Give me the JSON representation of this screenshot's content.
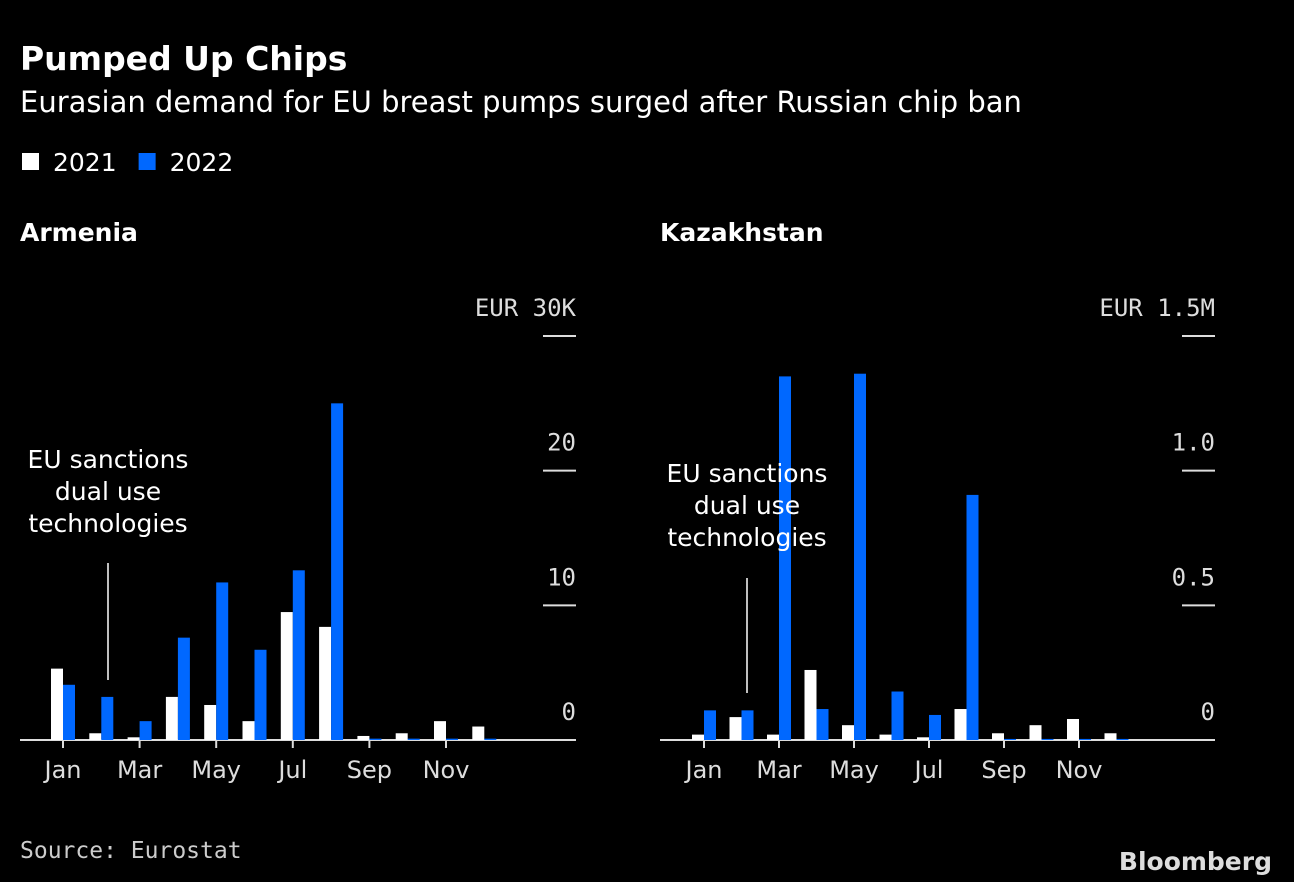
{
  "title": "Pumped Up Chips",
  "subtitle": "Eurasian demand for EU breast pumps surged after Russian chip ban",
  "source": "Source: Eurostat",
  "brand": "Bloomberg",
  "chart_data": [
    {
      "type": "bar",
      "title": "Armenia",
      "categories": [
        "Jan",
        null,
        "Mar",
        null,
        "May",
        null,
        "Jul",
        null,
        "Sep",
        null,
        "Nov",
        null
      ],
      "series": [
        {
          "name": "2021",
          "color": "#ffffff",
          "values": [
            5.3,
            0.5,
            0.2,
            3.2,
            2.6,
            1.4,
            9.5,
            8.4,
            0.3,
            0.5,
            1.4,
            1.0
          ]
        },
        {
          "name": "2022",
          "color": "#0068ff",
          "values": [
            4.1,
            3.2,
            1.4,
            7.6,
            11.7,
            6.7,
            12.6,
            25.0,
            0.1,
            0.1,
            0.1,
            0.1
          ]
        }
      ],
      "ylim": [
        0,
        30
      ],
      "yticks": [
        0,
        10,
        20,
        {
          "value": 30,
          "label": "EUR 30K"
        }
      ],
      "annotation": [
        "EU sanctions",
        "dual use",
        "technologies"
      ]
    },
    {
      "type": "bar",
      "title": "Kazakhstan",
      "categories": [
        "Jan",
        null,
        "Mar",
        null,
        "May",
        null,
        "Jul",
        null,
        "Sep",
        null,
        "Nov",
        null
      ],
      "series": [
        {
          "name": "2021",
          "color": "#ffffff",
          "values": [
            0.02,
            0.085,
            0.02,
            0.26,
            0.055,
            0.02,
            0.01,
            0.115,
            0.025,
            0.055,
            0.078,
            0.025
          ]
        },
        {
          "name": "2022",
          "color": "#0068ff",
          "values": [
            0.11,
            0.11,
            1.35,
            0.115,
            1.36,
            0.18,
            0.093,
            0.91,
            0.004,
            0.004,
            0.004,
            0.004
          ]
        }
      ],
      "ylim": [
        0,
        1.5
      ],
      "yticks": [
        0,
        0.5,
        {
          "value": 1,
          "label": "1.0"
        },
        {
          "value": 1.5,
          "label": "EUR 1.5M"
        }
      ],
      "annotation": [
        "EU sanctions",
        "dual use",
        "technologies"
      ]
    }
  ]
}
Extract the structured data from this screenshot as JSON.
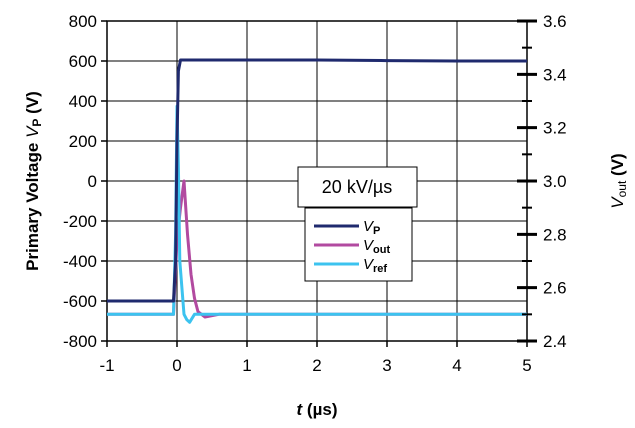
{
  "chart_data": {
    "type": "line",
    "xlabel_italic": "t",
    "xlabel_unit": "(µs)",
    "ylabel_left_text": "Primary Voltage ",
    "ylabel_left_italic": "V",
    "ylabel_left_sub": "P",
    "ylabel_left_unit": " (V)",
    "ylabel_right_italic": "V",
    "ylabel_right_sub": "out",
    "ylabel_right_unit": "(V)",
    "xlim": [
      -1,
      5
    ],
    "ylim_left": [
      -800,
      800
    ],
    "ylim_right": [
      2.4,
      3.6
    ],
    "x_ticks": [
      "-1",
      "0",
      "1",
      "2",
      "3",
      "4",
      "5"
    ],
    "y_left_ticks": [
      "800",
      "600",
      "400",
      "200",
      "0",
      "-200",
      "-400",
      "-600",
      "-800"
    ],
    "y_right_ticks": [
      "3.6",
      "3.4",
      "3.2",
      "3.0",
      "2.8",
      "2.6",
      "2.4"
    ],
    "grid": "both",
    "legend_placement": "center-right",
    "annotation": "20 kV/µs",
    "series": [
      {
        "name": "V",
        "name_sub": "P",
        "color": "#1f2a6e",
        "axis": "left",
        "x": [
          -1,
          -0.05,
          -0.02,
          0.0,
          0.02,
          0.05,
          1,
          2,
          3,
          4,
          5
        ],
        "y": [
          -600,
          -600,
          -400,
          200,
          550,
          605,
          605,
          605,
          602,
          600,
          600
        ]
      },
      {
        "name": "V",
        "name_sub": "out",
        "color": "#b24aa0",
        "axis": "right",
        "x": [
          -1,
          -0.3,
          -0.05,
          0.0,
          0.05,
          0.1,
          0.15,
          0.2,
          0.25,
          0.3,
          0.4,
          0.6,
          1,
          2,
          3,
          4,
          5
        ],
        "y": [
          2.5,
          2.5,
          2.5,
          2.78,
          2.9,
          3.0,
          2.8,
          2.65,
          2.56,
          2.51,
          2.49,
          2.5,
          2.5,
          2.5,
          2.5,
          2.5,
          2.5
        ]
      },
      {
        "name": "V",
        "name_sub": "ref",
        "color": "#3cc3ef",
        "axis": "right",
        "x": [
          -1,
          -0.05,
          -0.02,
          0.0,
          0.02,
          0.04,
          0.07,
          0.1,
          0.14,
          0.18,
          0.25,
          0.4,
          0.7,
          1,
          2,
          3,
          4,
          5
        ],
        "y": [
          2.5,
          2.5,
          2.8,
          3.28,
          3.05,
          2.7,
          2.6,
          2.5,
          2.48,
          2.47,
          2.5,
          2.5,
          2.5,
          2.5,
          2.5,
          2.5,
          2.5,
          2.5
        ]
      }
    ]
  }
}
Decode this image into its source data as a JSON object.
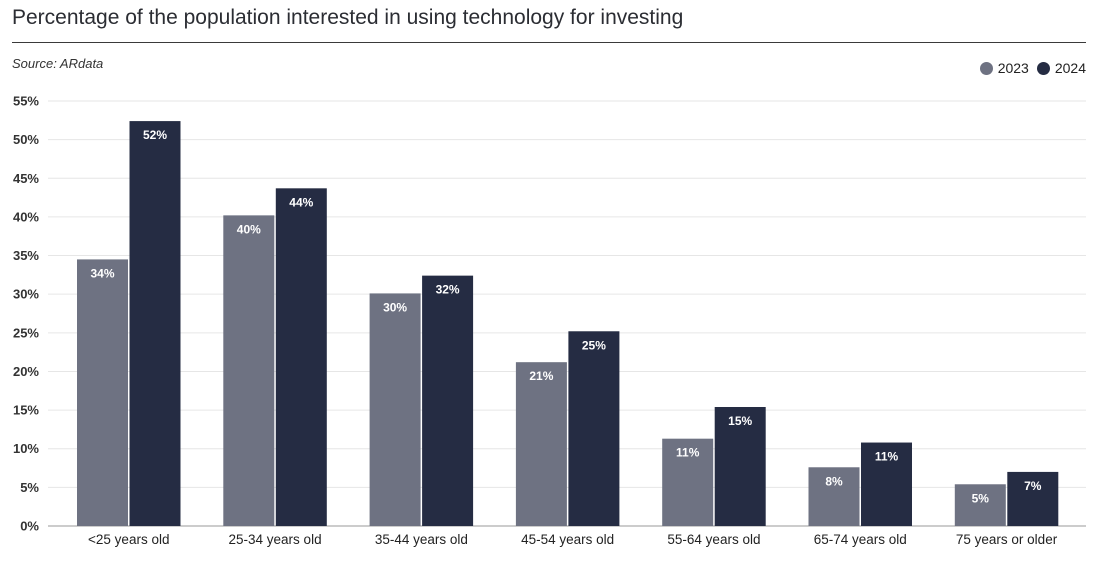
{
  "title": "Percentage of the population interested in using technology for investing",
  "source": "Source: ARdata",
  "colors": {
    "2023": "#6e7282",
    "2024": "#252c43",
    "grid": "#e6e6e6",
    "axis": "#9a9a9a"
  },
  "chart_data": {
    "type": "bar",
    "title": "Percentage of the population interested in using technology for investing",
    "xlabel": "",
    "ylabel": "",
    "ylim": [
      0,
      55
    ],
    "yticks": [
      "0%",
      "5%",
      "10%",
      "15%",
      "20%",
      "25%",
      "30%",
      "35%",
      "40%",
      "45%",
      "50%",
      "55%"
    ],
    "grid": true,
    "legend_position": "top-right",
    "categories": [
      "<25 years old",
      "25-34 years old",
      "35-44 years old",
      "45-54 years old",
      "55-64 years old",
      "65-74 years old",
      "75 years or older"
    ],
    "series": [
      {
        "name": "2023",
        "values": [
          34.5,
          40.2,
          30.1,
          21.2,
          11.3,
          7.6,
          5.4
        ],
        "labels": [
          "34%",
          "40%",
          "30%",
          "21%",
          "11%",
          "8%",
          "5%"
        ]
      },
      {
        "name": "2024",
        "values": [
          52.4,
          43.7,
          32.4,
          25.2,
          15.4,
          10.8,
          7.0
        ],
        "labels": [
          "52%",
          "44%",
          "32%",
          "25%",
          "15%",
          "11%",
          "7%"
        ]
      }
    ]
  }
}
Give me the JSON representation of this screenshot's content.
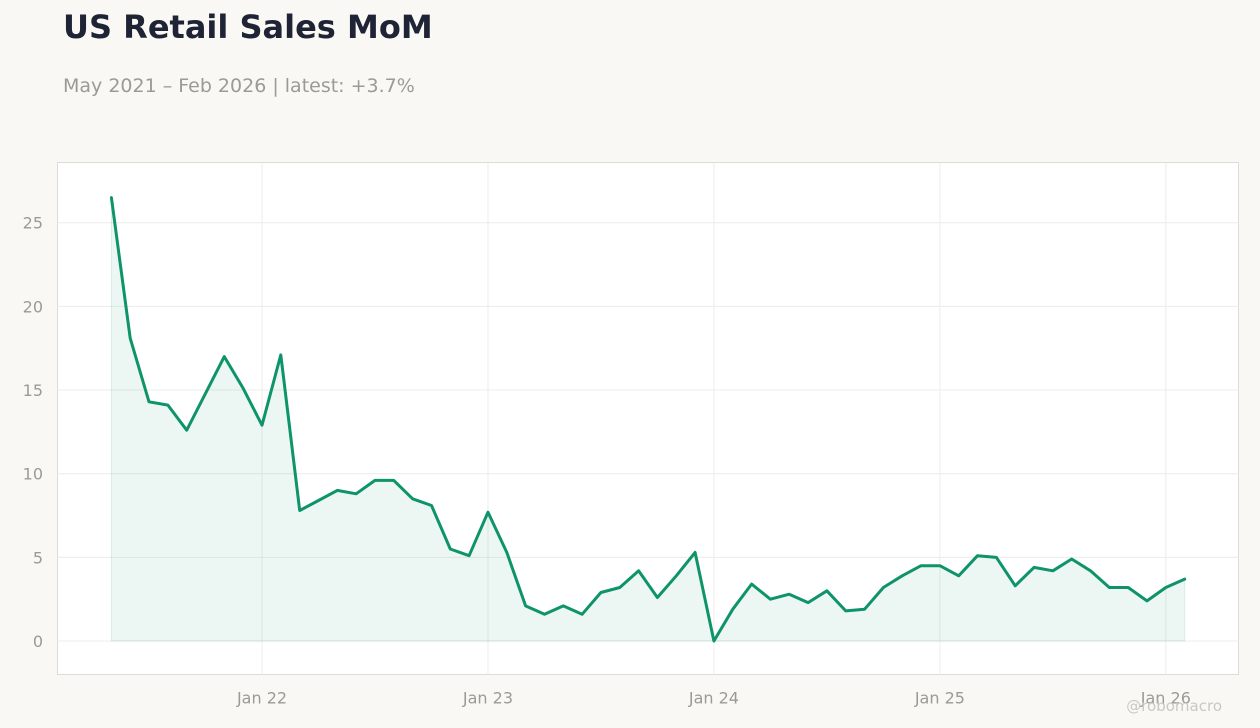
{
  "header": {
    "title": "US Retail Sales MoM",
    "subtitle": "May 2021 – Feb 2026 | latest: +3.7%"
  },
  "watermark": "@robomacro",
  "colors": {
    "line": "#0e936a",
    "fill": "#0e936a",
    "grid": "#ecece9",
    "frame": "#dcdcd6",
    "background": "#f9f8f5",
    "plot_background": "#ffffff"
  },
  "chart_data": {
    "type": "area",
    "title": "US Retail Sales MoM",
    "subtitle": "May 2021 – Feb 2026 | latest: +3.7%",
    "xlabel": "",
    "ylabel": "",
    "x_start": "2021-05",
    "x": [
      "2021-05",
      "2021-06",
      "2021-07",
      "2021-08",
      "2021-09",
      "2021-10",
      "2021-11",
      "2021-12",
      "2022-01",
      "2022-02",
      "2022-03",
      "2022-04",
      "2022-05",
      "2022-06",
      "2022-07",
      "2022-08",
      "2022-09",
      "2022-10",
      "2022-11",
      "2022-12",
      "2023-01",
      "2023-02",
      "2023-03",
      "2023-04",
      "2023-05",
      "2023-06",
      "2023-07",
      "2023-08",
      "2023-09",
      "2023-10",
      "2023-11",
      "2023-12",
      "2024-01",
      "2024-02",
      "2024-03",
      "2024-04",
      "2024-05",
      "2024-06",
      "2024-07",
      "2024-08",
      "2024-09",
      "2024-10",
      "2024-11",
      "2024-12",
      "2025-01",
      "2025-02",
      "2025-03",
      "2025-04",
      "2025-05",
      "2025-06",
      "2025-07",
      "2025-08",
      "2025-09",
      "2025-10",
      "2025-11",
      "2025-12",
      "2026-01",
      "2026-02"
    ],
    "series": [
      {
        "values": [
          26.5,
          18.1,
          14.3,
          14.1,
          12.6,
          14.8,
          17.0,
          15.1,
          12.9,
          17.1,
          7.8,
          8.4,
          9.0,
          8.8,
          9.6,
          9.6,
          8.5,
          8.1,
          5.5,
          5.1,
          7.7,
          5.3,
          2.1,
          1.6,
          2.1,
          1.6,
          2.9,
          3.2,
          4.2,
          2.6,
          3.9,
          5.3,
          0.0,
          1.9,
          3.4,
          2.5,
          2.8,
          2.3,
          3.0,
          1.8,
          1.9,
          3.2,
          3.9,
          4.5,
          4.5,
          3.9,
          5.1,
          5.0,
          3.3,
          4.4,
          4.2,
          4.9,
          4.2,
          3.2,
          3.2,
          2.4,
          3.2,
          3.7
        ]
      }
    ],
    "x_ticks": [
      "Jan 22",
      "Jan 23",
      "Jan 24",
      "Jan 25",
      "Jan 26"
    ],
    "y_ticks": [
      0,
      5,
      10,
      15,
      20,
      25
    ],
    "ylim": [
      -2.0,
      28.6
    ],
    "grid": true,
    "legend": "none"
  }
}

- - -

## DESCRIPTION OF THE TASK
Answer with one number: how many lines in the listing hold "Percentage".

## RESPONSE
2